**What you need to do:**
Copy out each line of the listing that has the word "Kathryn" in it.

(Dataset records)

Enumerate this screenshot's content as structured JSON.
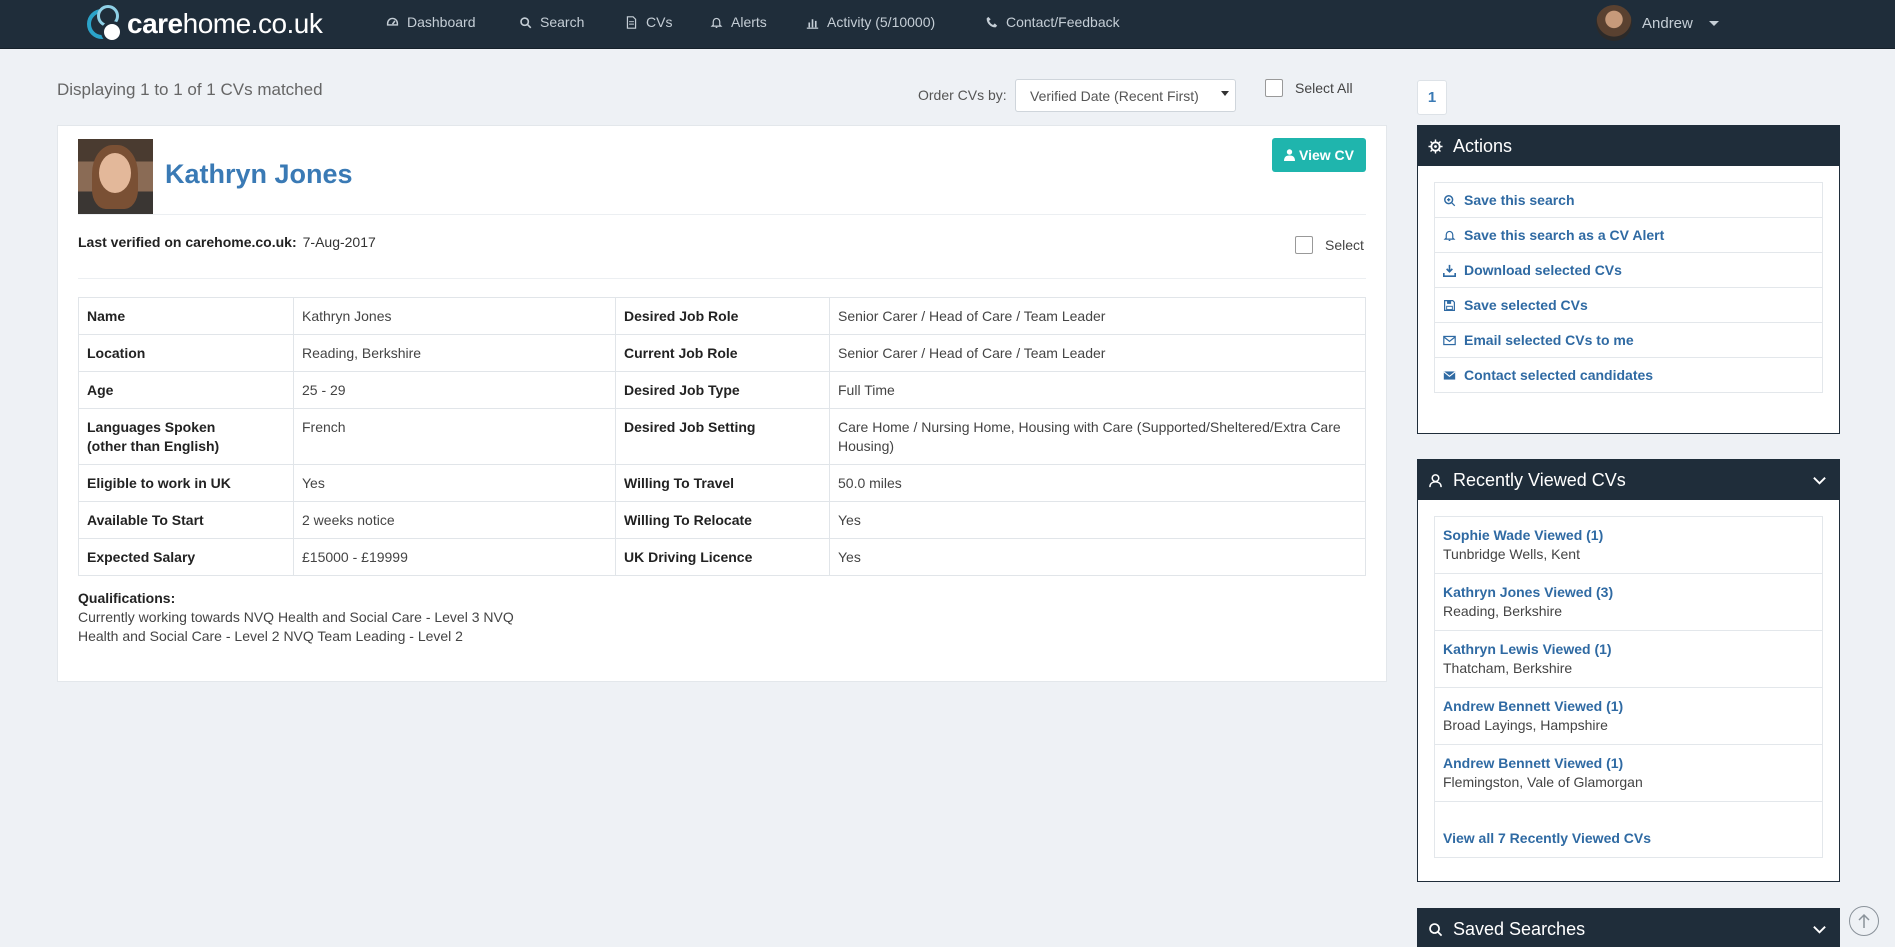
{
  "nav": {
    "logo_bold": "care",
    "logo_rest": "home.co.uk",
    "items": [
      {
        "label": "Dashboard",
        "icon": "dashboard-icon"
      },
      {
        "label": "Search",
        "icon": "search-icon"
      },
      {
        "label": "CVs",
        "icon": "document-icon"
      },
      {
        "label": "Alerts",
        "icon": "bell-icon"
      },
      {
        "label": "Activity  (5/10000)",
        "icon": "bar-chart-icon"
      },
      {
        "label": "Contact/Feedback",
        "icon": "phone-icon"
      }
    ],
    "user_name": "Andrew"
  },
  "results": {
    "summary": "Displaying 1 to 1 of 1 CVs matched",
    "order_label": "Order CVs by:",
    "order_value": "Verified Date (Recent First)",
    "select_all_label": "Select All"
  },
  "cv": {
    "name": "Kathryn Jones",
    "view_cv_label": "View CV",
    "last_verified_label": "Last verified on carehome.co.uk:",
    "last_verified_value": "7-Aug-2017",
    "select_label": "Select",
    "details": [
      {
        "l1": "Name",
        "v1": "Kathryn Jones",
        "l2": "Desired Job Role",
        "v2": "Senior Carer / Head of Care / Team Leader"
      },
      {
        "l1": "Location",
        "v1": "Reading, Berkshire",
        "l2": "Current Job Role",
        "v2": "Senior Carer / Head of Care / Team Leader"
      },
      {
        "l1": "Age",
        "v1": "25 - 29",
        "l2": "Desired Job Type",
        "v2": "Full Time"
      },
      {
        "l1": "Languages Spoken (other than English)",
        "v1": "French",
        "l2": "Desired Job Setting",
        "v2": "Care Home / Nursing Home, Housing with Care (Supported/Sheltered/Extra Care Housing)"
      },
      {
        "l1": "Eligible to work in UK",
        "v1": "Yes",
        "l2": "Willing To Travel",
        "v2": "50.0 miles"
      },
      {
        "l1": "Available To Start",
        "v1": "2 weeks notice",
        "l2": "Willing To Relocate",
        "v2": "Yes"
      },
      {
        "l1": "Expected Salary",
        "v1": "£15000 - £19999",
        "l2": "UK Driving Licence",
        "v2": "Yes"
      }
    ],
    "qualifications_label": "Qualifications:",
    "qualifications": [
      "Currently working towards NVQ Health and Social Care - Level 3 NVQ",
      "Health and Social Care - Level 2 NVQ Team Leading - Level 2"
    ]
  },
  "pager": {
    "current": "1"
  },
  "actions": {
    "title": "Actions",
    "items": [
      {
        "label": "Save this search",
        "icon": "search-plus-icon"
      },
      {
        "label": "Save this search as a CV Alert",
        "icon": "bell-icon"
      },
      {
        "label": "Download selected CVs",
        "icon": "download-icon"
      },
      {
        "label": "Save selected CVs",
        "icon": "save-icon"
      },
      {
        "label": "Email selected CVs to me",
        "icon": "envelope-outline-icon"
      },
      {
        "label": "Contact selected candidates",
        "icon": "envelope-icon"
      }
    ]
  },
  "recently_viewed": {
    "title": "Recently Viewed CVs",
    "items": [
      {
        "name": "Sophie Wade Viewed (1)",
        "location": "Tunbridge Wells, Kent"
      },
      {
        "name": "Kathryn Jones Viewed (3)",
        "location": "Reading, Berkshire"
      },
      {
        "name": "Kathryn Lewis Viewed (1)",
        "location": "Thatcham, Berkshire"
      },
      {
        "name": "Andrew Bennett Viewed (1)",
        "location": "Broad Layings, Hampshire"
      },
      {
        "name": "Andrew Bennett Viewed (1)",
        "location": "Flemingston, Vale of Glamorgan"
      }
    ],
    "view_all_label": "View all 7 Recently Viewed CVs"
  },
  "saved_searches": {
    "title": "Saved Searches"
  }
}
* * *
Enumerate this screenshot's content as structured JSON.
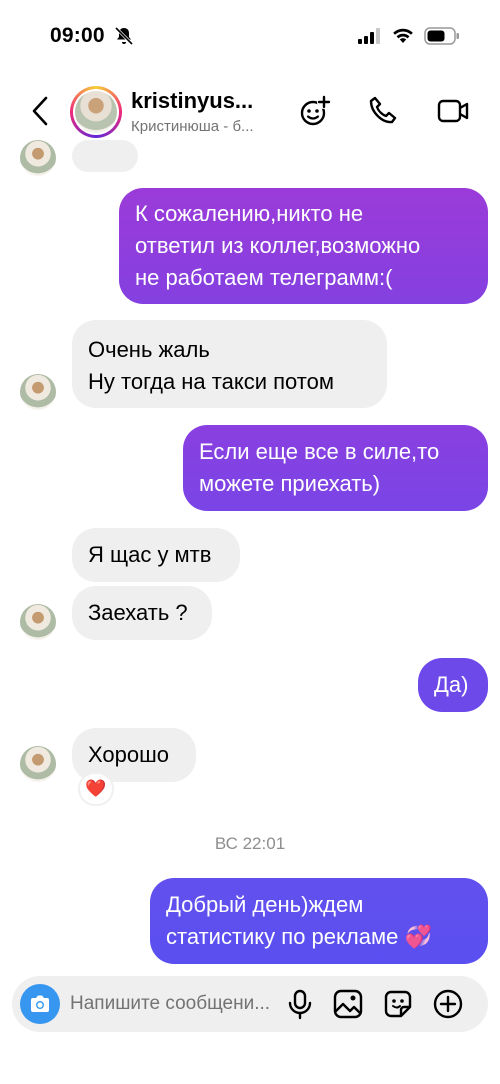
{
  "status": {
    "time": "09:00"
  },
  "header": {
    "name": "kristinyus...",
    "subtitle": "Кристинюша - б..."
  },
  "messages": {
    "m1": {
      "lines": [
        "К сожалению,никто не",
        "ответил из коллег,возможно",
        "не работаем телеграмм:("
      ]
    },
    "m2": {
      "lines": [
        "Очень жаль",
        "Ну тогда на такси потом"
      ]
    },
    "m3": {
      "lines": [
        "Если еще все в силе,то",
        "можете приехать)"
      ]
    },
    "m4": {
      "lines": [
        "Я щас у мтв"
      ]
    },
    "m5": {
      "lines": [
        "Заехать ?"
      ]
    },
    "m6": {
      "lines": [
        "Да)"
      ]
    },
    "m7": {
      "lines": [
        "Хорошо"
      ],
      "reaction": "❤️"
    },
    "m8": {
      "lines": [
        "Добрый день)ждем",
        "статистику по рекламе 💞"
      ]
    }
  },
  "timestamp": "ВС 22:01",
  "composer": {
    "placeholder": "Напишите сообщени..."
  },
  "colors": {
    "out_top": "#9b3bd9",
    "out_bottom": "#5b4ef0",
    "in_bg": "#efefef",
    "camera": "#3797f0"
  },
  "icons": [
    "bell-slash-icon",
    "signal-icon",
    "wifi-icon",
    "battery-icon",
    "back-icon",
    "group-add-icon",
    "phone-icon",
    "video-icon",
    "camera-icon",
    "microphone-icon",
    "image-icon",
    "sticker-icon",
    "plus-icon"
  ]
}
...
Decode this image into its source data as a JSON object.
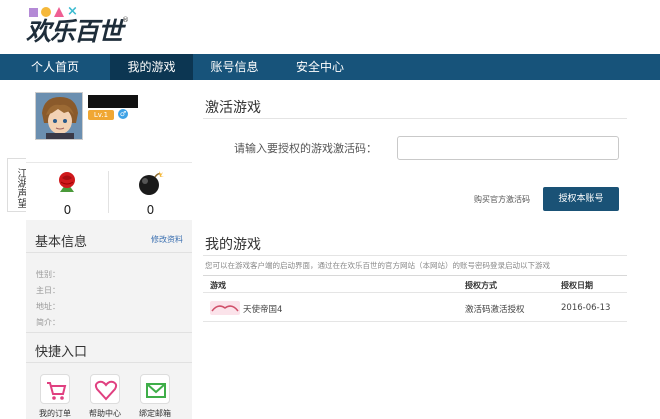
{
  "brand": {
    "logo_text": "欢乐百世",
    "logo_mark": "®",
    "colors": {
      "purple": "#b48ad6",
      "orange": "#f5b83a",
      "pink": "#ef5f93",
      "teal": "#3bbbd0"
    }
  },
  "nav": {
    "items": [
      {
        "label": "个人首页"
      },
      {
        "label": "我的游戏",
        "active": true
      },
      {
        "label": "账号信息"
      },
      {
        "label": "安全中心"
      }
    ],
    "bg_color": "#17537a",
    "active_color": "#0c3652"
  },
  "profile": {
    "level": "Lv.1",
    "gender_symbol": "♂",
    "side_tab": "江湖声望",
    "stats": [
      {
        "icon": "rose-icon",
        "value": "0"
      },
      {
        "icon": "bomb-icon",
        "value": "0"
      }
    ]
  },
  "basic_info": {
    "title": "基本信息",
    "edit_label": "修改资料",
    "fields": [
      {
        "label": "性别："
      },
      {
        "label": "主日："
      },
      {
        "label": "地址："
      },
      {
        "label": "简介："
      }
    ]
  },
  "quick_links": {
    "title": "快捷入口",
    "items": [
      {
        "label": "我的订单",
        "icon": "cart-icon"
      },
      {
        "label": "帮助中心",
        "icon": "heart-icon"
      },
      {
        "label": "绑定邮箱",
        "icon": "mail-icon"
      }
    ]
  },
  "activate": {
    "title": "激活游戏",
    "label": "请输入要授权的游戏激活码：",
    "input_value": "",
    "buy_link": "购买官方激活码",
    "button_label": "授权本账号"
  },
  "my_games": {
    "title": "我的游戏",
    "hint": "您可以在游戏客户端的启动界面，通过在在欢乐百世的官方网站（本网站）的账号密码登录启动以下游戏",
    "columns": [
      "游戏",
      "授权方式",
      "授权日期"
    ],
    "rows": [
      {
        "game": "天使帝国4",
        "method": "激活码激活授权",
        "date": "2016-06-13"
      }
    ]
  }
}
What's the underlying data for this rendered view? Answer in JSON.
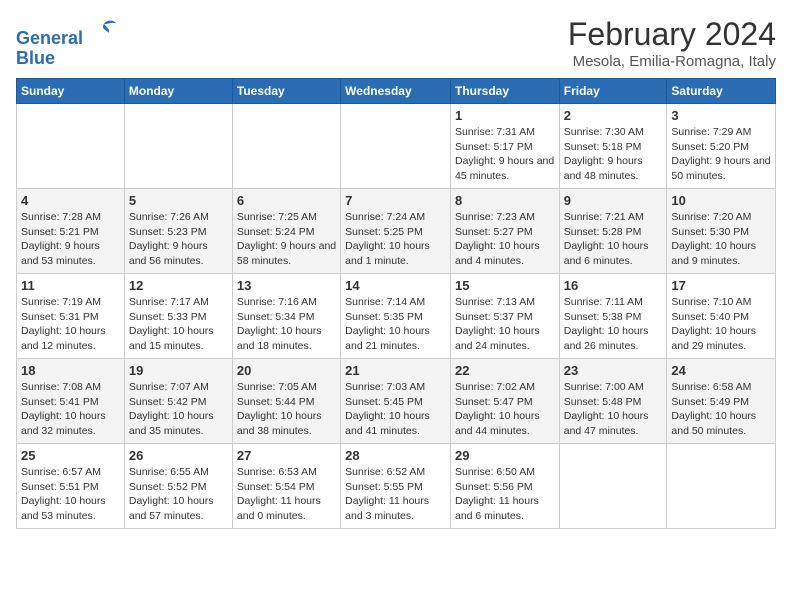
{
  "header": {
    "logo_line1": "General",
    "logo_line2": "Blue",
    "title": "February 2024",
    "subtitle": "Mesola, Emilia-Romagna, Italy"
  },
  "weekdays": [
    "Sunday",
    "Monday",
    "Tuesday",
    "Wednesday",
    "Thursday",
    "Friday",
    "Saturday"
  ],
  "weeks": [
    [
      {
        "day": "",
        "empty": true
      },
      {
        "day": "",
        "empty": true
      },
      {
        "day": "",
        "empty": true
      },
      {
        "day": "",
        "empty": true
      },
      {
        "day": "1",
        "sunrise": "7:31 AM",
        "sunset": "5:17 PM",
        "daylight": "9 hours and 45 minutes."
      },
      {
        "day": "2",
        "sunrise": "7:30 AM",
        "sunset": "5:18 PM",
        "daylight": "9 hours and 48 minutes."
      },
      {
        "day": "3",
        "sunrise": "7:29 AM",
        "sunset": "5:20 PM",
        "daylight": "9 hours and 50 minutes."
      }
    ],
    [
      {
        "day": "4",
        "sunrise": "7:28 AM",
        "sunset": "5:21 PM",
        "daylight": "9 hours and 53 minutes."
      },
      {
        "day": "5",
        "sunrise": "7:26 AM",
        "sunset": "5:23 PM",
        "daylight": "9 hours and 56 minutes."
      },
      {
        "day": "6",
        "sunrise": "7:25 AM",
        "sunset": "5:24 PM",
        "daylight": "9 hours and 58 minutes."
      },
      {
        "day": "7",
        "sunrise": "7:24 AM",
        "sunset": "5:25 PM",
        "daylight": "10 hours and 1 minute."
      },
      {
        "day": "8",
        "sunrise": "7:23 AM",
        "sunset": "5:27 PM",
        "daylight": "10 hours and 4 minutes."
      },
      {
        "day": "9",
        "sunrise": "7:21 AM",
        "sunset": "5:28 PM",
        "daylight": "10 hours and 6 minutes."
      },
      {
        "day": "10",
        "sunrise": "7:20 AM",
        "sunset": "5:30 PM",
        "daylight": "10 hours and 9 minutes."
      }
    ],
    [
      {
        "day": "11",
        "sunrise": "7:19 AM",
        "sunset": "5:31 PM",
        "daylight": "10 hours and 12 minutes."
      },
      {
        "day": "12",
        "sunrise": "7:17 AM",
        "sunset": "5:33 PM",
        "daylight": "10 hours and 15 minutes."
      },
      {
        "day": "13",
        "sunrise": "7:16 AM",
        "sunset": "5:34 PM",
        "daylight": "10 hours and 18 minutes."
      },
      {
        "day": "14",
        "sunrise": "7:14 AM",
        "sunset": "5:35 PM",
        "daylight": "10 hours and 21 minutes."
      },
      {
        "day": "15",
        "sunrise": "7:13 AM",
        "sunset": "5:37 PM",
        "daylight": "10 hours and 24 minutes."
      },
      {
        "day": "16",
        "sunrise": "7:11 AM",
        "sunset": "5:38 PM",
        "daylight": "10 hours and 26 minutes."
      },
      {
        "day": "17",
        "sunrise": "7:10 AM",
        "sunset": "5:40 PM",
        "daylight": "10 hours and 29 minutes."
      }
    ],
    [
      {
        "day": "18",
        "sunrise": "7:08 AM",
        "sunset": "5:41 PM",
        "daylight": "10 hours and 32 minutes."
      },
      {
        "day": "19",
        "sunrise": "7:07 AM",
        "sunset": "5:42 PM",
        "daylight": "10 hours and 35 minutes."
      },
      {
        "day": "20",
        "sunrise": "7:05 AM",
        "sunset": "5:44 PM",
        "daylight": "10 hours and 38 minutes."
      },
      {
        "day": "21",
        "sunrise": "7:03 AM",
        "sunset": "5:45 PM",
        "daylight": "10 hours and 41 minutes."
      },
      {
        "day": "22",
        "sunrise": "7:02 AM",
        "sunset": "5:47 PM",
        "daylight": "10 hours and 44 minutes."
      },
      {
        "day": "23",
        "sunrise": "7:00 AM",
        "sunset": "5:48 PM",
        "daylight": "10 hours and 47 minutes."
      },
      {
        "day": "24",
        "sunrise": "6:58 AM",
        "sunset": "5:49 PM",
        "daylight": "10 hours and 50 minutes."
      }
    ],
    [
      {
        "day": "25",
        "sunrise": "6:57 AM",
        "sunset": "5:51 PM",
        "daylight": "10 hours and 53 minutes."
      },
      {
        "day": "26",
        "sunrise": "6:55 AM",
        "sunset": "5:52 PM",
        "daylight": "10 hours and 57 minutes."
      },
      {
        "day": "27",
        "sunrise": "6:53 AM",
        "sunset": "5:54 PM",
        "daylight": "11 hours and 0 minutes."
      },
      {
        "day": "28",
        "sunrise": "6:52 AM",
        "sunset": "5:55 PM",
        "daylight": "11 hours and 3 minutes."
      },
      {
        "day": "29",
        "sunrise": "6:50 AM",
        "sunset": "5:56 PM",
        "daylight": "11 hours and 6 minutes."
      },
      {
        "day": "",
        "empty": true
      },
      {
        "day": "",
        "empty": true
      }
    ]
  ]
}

**Written response:**
    "name": "Kathryn Jones",
        "v1": "Kathryn Jones",
        "name": "Kathryn Jones Viewed (3)",
        "name": "Kathryn Lewis Viewed (1)",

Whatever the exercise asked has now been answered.